[Records from a collection]

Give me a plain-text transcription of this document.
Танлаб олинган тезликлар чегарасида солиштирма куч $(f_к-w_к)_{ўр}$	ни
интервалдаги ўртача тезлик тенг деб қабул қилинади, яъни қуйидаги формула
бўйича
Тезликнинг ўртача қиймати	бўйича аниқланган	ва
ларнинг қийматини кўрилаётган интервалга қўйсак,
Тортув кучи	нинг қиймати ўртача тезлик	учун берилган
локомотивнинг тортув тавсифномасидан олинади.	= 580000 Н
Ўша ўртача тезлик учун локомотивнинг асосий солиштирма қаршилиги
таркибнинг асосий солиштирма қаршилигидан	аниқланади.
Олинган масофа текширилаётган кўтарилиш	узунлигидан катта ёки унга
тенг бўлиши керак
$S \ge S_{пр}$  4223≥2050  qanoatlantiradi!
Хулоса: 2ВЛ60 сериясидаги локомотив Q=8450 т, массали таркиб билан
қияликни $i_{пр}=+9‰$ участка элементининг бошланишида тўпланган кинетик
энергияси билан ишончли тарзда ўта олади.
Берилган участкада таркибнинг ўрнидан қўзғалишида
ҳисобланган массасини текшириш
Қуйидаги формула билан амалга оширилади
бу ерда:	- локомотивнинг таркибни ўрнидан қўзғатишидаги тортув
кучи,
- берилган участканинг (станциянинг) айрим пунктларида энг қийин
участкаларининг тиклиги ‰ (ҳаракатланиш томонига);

■ INSTRUCTIONS FOR THE TASK:
What is the number of lines in the listing above that contain the string "ўртача"? Give only the number.

■ CORRECT RESULT:
4